• _Task goal_: Do not copy the pictures; transcribe all other material exactly.

--- Input for this task ---

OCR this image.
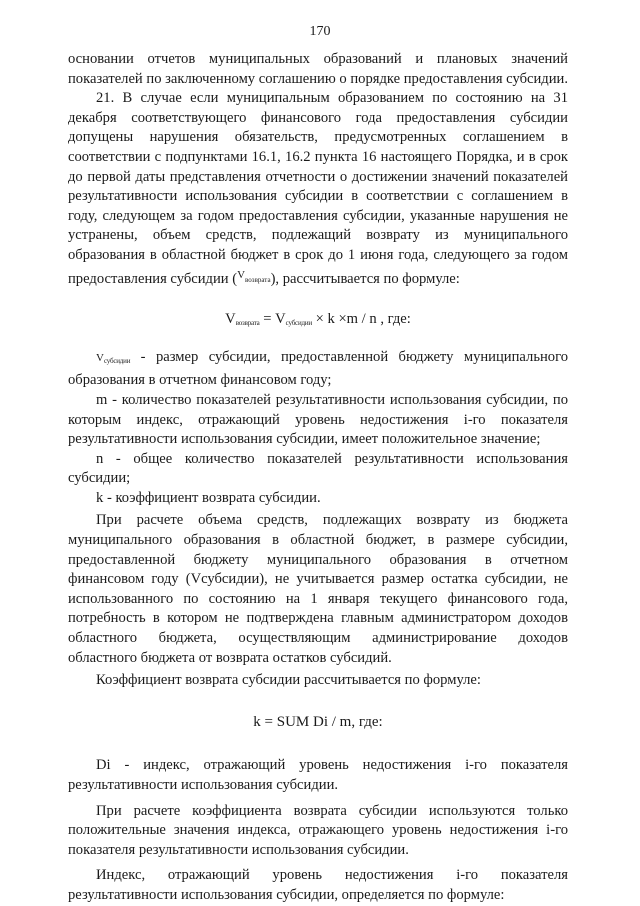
170

основании отчетов муниципальных образований и плановых значений показателей по заключенному соглашению о порядке предоставления субсидии.

21. В случае если муниципальным образованием по состоянию на 31 декабря соответствующего финансового года предоставления субсидии допущены нарушения обязательств, предусмотренных соглашением в соответствии с подпунктами 16.1, 16.2 пункта 16 настоящего Порядка, и в срок до первой даты представления отчетности о достижении значений показателей результативности использования субсидии в соответствии с соглашением в году, следующем за годом предоставления субсидии, указанные нарушения не устранены, объем средств, подлежащий возврату из муниципального образования в областной бюджет в срок до 1 июня года, следующего за годом предоставления субсидии ($^V$возврата), рассчитывается по формуле:

$V_{возврата} = V_{субсидии} \times k \times m / n$ , где:

$V_{субсидии}$ - размер субсидии, предоставленной бюджету муниципального образования в отчетном финансовом году;

m - количество показателей результативности использования субсидии, по которым индекс, отражающий уровень недостижения i-го показателя результативности использования субсидии, имеет положительное значение;

n - общее количество показателей результативности использования субсидии;

k - коэффициент возврата субсидии.

При расчете объема средств, подлежащих возврату из бюджета муниципального образования в областной бюджет, в размере субсидии, предоставленной бюджету муниципального образования в отчетном финансовом году (Vсубсидии), не учитывается размер остатка субсидии, не использованного по состоянию на 1 января текущего финансового года, потребность в котором не подтверждена главным администратором доходов областного бюджета, осуществляющим администрирование доходов областного бюджета от возврата остатков субсидий.

Коэффициент возврата субсидии рассчитывается по формуле:

k = SUM Di / m, где:

Di - индекс, отражающий уровень недостижения i-го показателя результативности использования субсидии.

При расчете коэффициента возврата субсидии используются только положительные значения индекса, отражающего уровень недостижения i-го показателя результативности использования субсидии.

Индекс, отражающий уровень недостижения i-го показателя результативности использования субсидии, определяется по формуле:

---

• _Exercise answer_:
OCR this image.
170

основании отчетов муниципальных образований и плановых значений показателей по заключенному соглашению о порядке предоставления субсидии.

21. В случае если муниципальным образованием по состоянию на 31 декабря соответствующего финансового года предоставления субсидии допущены нарушения обязательств, предусмотренных соглашением в соответствии с подпунктами 16.1, 16.2 пункта 16 настоящего Порядка, и в срок до первой даты представления отчетности о достижении значений показателей результативности использования субсидии в соответствии с соглашением в году, следующем за годом предоставления субсидии, указанные нарушения не устранены, объем средств, подлежащий возврату из муниципального образования в областной бюджет в срок до 1 июня года, следующего за годом предоставления субсидии ($^V$возврата), рассчитывается по формуле:

$V_{возврата} = V_{субсидии} \times k \times m / n$ , где:

$V_{субсидии}$ - размер субсидии, предоставленной бюджету муниципального образования в отчетном финансовом году;

m - количество показателей результативности использования субсидии, по которым индекс, отражающий уровень недостижения i-го показателя результативности использования субсидии, имеет положительное значение;

n - общее количество показателей результативности использования субсидии;

k - коэффициент возврата субсидии.

При расчете объема средств, подлежащих возврату из бюджета муниципального образования в областной бюджет, в размере субсидии, предоставленной бюджету муниципального образования в отчетном финансовом году (Vсубсидии), не учитывается размер остатка субсидии, не использованного по состоянию на 1 января текущего финансового года, потребность в котором не подтверждена главным администратором доходов областного бюджета, осуществляющим администрирование доходов областного бюджета от возврата остатков субсидий.

Коэффициент возврата субсидии рассчитывается по формуле:

k = SUM Di / m, где:

Di - индекс, отражающий уровень недостижения i-го показателя результативности использования субсидии.

При расчете коэффициента возврата субсидии используются только положительные значения индекса, отражающего уровень недостижения i-го показателя результативности использования субсидии.

Индекс, отражающий уровень недостижения i-го показателя результативности использования субсидии, определяется по формуле:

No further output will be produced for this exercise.